*** Records for the exercise Section Begins ***

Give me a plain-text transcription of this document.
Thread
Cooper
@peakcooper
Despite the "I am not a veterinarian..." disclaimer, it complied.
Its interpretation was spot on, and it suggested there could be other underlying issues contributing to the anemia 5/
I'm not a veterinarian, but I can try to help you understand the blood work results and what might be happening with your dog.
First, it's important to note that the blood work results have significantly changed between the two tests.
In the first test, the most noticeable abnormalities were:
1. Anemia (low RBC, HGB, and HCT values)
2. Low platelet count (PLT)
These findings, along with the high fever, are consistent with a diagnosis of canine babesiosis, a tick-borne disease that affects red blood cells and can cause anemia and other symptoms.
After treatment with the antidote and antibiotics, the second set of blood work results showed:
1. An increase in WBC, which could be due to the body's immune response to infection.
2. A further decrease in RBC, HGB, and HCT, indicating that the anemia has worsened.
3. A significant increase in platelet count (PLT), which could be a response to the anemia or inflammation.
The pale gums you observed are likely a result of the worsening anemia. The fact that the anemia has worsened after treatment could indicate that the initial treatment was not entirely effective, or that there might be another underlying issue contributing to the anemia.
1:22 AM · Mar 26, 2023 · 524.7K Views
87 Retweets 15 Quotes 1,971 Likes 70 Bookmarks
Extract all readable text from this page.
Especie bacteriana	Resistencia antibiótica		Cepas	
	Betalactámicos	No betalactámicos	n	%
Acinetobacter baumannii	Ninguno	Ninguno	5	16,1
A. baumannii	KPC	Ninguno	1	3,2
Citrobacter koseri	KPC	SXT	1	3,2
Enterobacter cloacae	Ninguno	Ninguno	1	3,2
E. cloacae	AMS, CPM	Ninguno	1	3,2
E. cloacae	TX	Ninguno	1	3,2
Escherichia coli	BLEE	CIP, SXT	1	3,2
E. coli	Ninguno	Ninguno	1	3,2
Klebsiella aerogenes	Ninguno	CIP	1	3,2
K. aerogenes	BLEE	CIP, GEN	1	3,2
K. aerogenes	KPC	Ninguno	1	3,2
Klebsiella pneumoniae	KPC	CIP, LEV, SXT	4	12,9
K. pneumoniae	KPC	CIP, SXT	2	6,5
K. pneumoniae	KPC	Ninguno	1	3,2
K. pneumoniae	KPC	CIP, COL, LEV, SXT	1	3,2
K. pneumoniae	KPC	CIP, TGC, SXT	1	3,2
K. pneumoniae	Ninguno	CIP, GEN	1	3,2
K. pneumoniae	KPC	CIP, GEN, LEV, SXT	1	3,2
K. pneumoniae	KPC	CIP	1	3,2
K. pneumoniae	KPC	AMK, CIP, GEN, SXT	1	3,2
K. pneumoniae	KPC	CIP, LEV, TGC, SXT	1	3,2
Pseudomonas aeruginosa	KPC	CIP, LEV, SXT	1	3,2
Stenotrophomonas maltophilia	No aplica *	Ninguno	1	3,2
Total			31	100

*** Records for the exercise Section Ends ***

Your output should be an exact copy of every line from the one containing "Extract all readable text from this page." through the end of the records.

Extract all readable text from this page.
Especie bacteriana	Resistencia antibiótica		Cepas	
	Betalactámicos	No betalactámicos	n	%
Acinetobacter baumannii	Ninguno	Ninguno	5	16,1
A. baumannii	KPC	Ninguno	1	3,2
Citrobacter koseri	KPC	SXT	1	3,2
Enterobacter cloacae	Ninguno	Ninguno	1	3,2
E. cloacae	AMS, CPM	Ninguno	1	3,2
E. cloacae	TX	Ninguno	1	3,2
Escherichia coli	BLEE	CIP, SXT	1	3,2
E. coli	Ninguno	Ninguno	1	3,2
Klebsiella aerogenes	Ninguno	CIP	1	3,2
K. aerogenes	BLEE	CIP, GEN	1	3,2
K. aerogenes	KPC	Ninguno	1	3,2
Klebsiella pneumoniae	KPC	CIP, LEV, SXT	4	12,9
K. pneumoniae	KPC	CIP, SXT	2	6,5
K. pneumoniae	KPC	Ninguno	1	3,2
K. pneumoniae	KPC	CIP, COL, LEV, SXT	1	3,2
K. pneumoniae	KPC	CIP, TGC, SXT	1	3,2
K. pneumoniae	Ninguno	CIP, GEN	1	3,2
K. pneumoniae	KPC	CIP, GEN, LEV, SXT	1	3,2
K. pneumoniae	KPC	CIP	1	3,2
K. pneumoniae	KPC	AMK, CIP, GEN, SXT	1	3,2
K. pneumoniae	KPC	CIP, LEV, TGC, SXT	1	3,2
Pseudomonas aeruginosa	KPC	CIP, LEV, SXT	1	3,2
Stenotrophomonas maltophilia	No aplica *	Ninguno	1	3,2
Total			31	100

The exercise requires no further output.